■ **AIM OF THE EXERCISE**: Count lines holding the word "tasvirlangan". Only the number is wanted.

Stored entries
┌──

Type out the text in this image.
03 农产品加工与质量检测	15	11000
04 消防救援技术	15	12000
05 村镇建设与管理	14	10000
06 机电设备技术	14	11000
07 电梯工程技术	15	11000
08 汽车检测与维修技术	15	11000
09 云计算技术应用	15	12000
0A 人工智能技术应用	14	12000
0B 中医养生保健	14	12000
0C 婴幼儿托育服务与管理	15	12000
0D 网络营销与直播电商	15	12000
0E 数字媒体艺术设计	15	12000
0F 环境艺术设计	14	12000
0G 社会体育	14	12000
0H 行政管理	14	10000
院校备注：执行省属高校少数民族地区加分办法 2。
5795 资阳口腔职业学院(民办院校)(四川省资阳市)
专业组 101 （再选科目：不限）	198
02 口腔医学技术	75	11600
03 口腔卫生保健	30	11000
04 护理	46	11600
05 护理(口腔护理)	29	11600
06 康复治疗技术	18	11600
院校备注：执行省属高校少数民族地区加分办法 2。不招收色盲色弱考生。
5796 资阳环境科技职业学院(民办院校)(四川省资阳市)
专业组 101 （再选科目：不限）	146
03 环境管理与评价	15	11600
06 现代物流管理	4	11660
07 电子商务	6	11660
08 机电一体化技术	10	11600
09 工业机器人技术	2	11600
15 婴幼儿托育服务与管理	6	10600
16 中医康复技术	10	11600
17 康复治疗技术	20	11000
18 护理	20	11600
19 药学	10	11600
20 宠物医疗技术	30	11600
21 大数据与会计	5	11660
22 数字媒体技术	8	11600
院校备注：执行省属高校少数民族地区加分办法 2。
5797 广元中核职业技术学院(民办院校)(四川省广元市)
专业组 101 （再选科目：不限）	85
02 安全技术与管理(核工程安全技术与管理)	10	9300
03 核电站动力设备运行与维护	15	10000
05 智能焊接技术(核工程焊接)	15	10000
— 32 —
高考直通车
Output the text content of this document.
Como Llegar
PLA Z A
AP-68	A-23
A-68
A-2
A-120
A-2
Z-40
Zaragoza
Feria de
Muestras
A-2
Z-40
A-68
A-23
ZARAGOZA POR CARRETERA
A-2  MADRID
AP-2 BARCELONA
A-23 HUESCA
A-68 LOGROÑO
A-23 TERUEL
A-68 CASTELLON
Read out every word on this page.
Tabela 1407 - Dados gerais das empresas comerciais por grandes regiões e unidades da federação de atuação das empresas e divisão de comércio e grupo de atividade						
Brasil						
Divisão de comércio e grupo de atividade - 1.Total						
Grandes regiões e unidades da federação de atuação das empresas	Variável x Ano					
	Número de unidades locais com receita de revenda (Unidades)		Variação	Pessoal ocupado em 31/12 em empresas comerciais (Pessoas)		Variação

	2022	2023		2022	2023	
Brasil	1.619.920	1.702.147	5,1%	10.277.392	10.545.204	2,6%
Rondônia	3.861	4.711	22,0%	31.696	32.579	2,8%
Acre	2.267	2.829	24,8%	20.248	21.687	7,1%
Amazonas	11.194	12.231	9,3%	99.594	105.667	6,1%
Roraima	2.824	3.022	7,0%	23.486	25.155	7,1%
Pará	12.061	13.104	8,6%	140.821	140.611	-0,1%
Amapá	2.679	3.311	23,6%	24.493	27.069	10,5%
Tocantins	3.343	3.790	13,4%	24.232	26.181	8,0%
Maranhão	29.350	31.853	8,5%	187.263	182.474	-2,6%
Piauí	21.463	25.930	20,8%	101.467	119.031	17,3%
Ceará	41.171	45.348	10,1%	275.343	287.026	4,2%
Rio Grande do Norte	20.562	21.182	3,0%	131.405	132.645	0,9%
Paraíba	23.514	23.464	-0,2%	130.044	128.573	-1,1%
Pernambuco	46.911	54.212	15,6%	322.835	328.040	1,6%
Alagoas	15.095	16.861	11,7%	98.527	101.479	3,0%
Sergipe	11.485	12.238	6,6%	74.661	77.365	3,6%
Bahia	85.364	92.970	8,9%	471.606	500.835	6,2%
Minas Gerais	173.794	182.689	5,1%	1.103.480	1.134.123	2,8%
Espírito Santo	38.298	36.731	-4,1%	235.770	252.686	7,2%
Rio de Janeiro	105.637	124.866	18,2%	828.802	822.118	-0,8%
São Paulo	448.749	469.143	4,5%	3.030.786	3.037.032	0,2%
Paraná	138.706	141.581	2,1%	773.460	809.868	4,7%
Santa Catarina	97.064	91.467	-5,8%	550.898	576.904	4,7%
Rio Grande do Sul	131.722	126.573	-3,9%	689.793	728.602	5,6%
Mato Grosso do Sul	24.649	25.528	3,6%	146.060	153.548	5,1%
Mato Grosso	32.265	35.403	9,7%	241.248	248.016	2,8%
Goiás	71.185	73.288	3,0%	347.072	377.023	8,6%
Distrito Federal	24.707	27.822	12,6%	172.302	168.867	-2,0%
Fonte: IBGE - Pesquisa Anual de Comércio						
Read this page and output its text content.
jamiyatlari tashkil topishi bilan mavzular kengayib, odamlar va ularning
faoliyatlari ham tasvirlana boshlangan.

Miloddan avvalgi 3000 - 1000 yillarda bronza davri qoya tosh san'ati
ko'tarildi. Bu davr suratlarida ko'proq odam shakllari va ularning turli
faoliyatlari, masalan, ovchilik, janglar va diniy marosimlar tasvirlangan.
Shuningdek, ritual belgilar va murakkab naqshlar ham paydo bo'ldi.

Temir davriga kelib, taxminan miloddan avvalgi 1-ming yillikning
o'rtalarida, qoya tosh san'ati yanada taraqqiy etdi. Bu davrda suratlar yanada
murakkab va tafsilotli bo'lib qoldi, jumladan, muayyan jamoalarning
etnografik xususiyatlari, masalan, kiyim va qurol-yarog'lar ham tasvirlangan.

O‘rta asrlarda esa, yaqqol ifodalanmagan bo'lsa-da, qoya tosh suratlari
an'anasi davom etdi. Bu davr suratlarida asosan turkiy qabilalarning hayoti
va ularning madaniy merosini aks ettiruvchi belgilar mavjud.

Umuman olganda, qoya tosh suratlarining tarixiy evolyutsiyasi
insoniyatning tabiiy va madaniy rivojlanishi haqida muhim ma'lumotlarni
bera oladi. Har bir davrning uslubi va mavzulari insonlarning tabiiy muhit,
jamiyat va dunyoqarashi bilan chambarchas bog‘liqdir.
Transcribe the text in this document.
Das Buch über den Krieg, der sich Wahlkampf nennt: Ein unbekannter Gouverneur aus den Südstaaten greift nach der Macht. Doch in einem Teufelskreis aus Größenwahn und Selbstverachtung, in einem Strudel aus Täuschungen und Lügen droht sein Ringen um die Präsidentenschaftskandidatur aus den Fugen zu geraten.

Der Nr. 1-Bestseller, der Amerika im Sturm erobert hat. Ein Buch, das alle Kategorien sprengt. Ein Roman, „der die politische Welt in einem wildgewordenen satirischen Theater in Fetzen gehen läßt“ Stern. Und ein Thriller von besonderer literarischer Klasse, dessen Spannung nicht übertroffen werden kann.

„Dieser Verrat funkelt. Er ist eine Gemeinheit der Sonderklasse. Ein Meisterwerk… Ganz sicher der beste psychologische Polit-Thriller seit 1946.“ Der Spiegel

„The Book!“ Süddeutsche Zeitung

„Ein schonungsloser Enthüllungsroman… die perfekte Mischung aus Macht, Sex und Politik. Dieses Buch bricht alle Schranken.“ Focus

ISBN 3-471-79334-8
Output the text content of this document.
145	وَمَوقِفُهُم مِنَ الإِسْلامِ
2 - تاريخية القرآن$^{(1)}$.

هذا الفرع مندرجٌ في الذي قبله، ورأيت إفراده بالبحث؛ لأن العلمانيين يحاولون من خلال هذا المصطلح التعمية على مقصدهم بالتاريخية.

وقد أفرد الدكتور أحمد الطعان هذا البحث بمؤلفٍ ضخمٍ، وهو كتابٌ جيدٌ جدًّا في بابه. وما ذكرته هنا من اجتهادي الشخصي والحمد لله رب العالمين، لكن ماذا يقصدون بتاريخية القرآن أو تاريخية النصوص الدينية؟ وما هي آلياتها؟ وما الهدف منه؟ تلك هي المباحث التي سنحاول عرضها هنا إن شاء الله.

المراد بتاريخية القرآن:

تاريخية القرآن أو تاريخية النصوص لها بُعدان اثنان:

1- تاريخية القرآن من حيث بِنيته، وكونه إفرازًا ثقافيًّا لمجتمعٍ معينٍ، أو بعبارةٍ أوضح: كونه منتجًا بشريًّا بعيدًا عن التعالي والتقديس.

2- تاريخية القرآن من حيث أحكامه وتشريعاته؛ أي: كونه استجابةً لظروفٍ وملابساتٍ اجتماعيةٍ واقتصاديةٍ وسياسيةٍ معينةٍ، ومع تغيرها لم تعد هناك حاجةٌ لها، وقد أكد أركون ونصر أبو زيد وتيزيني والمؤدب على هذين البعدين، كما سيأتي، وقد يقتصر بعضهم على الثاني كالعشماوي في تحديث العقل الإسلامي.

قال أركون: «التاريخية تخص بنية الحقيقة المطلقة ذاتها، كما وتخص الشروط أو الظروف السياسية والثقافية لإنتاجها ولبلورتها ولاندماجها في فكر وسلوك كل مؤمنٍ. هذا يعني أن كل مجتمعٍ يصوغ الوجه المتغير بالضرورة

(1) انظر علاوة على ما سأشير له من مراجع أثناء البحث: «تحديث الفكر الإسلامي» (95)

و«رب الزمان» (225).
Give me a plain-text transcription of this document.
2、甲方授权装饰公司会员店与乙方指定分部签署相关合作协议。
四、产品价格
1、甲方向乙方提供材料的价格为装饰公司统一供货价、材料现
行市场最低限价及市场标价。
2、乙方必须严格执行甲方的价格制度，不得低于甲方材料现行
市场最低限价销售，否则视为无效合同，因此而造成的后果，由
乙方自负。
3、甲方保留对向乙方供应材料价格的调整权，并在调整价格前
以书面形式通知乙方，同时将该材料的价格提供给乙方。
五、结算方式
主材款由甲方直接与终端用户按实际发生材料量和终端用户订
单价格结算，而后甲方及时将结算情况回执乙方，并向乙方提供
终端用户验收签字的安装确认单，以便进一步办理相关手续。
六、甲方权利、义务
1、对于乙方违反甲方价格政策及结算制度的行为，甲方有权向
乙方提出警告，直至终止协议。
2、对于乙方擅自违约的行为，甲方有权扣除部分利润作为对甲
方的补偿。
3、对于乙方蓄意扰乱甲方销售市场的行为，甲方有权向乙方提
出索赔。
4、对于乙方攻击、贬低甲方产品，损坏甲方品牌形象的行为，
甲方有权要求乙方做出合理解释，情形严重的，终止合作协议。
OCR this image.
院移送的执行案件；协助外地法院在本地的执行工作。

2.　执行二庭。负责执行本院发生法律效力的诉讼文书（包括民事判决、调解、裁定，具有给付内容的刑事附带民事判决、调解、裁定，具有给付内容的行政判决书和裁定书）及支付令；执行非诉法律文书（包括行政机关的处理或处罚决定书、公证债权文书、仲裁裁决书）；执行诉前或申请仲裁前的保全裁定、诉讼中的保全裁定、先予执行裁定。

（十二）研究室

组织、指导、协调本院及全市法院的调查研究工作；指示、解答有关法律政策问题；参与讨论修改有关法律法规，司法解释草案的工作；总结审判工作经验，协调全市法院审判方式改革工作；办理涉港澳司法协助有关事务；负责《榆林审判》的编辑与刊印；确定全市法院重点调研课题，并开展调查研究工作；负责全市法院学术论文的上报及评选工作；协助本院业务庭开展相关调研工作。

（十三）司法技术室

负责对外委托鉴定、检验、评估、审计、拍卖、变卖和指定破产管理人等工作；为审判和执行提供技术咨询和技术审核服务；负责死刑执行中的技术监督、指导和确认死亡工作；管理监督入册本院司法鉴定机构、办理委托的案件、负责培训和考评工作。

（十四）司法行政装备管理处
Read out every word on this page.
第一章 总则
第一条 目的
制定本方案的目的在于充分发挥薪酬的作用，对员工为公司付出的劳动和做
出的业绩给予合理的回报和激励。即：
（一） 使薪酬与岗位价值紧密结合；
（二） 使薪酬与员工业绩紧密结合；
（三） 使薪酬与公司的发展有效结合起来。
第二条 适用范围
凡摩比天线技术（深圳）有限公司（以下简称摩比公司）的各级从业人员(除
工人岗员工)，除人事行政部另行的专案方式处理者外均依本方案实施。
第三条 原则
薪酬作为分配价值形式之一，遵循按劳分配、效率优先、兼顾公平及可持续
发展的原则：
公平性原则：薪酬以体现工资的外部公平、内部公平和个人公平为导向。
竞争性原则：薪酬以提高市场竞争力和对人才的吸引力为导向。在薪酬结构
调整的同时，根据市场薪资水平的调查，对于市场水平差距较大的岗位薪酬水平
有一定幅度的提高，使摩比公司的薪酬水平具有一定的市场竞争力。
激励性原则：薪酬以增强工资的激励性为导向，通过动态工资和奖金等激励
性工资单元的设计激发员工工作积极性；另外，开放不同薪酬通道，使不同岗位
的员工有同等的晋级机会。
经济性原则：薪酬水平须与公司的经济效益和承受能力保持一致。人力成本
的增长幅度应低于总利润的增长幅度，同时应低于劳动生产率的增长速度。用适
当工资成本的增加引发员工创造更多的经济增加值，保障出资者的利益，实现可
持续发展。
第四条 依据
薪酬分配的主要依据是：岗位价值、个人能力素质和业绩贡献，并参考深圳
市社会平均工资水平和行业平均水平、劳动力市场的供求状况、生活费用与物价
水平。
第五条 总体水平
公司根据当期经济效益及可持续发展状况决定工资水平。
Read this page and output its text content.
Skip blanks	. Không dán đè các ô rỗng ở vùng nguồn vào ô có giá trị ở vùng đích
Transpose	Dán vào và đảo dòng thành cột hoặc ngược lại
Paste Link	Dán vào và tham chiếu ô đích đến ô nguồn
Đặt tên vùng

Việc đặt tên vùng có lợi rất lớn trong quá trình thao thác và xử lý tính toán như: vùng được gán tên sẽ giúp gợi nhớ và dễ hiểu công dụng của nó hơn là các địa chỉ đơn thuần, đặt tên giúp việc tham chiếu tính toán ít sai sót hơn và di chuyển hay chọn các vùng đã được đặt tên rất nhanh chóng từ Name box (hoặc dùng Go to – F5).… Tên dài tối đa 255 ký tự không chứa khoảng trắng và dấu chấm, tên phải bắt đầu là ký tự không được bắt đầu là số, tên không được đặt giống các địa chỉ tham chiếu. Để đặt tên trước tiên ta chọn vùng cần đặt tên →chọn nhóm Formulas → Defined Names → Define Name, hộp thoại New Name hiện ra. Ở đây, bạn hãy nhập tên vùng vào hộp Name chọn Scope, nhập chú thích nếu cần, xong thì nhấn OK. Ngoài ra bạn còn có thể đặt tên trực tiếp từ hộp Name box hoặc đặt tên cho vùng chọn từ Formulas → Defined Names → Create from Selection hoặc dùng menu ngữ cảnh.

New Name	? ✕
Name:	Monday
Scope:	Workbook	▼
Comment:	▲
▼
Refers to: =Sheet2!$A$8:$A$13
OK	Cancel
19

└──

■ **RESPONSE FOR THIS EXERCISE**: 2